• _What to produce_
Check each line of the material below for "value", then copy the ones that contain it.

• • • •

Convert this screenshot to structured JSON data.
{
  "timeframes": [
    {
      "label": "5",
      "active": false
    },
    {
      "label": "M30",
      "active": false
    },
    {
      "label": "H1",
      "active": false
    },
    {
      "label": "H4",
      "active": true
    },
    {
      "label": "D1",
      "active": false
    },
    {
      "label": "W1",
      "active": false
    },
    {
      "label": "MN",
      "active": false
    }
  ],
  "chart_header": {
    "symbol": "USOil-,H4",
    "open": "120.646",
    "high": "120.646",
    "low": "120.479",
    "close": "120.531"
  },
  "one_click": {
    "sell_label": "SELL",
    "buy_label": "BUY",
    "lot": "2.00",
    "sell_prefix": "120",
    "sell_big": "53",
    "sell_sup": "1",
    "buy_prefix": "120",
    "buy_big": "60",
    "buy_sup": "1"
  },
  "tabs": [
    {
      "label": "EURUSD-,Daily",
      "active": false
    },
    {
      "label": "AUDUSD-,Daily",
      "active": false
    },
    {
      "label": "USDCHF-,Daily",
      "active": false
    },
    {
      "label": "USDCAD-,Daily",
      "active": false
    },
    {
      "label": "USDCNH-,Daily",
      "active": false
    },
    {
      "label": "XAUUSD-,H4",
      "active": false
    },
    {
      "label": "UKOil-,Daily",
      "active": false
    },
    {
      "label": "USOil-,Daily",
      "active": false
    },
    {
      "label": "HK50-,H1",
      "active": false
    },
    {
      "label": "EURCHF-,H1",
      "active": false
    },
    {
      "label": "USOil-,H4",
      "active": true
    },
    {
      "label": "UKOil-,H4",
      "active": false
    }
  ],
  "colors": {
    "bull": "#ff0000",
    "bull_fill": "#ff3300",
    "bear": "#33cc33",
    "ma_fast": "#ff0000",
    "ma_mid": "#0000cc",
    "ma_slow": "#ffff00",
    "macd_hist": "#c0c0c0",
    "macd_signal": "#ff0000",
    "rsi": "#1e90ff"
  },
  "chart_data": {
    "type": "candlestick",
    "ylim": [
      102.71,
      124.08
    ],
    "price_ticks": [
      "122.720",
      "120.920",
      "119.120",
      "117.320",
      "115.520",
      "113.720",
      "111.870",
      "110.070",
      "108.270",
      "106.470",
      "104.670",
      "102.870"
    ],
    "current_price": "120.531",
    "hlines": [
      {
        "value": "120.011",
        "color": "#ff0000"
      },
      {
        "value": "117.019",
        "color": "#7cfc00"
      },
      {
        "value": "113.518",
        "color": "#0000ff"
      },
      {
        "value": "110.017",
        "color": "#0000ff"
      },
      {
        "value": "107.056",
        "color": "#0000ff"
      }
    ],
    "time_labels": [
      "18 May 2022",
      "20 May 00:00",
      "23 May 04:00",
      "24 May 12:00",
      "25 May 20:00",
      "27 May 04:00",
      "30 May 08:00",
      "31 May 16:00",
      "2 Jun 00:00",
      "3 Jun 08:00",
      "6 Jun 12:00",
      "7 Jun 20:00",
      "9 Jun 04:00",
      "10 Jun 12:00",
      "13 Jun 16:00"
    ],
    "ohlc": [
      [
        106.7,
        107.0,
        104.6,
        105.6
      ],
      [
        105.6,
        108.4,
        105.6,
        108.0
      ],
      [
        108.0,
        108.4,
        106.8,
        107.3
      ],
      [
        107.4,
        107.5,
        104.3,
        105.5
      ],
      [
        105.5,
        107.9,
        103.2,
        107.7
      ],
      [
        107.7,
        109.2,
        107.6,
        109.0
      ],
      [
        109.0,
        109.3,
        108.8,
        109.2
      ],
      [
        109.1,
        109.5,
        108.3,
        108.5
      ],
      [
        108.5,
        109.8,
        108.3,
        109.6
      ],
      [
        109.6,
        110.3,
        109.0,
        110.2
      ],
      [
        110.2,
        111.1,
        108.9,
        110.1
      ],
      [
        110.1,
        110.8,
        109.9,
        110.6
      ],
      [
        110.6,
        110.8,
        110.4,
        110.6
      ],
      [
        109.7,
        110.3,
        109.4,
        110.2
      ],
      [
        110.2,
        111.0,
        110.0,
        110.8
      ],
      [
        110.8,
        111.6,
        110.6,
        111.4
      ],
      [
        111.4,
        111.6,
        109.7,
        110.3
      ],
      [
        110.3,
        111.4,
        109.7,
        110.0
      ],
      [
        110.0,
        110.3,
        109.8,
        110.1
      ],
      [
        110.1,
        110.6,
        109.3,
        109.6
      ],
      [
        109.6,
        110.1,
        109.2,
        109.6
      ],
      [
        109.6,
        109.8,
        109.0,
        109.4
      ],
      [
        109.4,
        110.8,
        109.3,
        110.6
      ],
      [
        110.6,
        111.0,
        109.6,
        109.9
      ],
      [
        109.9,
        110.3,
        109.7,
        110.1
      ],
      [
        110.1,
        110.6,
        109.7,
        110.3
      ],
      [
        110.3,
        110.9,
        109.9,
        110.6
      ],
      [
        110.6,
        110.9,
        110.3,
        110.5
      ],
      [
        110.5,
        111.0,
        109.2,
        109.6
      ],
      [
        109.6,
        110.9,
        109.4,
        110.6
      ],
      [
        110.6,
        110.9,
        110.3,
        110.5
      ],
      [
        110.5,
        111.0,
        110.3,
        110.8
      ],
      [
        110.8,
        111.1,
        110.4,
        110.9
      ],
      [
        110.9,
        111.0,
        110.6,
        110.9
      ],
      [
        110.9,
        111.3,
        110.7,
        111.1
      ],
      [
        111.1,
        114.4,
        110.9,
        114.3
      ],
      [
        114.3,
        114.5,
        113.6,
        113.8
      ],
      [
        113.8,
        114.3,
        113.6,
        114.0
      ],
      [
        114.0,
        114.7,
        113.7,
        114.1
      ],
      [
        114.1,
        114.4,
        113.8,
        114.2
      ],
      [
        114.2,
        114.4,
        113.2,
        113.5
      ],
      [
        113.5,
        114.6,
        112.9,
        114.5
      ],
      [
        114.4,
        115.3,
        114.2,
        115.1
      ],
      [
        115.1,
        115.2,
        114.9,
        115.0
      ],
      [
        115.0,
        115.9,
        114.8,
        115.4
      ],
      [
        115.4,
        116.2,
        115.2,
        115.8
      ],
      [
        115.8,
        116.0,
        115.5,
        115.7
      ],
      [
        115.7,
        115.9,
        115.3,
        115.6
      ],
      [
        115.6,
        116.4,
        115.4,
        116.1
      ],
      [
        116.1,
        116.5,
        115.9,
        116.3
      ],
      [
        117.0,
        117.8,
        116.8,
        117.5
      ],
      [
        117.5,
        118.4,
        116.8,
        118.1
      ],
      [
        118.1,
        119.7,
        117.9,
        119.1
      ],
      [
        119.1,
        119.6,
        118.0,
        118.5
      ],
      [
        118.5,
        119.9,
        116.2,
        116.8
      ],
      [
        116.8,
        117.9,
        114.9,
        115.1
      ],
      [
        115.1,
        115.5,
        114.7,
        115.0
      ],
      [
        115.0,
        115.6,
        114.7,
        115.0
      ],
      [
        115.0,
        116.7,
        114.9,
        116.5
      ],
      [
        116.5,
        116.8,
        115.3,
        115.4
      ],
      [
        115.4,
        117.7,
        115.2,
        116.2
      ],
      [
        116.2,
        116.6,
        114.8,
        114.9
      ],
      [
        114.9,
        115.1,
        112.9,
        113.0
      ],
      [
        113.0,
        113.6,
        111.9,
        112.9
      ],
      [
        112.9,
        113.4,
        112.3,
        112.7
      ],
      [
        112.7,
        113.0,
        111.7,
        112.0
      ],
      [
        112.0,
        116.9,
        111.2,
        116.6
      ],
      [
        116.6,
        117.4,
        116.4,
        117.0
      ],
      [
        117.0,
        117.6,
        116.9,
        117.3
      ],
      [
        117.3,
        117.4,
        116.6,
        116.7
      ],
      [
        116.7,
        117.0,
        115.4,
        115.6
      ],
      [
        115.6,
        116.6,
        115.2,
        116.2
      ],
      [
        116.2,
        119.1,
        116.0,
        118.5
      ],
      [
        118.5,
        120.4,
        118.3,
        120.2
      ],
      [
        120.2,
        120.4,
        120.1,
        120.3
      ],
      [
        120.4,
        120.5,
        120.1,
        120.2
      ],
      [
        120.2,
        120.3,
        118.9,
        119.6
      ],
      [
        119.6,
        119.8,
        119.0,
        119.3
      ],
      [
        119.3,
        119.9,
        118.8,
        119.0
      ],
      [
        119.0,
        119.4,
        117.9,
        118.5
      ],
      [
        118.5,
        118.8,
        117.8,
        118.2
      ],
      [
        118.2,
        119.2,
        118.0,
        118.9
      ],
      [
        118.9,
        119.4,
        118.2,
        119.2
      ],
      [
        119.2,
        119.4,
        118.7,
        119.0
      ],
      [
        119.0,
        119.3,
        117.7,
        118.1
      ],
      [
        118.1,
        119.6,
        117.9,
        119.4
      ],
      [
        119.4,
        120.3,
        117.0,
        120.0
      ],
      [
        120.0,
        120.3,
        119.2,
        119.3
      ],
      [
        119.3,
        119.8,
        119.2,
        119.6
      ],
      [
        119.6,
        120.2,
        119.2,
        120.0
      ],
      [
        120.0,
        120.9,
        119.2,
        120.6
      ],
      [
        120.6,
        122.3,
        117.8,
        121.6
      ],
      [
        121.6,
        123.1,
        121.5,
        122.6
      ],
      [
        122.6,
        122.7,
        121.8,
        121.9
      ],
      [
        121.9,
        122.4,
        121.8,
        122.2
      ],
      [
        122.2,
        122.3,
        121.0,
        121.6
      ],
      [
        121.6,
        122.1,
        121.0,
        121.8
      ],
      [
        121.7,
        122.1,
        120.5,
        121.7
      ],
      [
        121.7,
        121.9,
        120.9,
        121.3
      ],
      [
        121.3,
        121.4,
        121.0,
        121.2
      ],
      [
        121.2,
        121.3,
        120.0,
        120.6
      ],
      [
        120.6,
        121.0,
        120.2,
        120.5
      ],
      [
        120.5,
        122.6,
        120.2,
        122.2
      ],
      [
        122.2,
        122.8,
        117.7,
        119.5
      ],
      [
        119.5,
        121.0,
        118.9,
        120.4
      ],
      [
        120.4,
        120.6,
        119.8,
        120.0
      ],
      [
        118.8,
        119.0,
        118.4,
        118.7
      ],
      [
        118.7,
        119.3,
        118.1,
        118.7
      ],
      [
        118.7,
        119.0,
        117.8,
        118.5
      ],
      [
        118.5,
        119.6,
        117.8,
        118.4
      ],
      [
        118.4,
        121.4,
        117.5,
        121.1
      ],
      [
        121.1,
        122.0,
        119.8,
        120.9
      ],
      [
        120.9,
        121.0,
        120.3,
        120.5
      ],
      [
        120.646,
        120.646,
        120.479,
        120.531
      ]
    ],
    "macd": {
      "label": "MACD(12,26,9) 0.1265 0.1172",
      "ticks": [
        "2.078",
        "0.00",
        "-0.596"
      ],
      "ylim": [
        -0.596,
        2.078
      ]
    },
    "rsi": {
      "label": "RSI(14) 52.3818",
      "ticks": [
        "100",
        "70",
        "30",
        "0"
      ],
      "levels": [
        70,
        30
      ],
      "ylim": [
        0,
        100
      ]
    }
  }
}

• • • •

• _Reply to the exercise_
        "value": "120.011",
        "value": "117.019",
        "value": "113.518",
        "value": "110.017",
        "value": "107.056",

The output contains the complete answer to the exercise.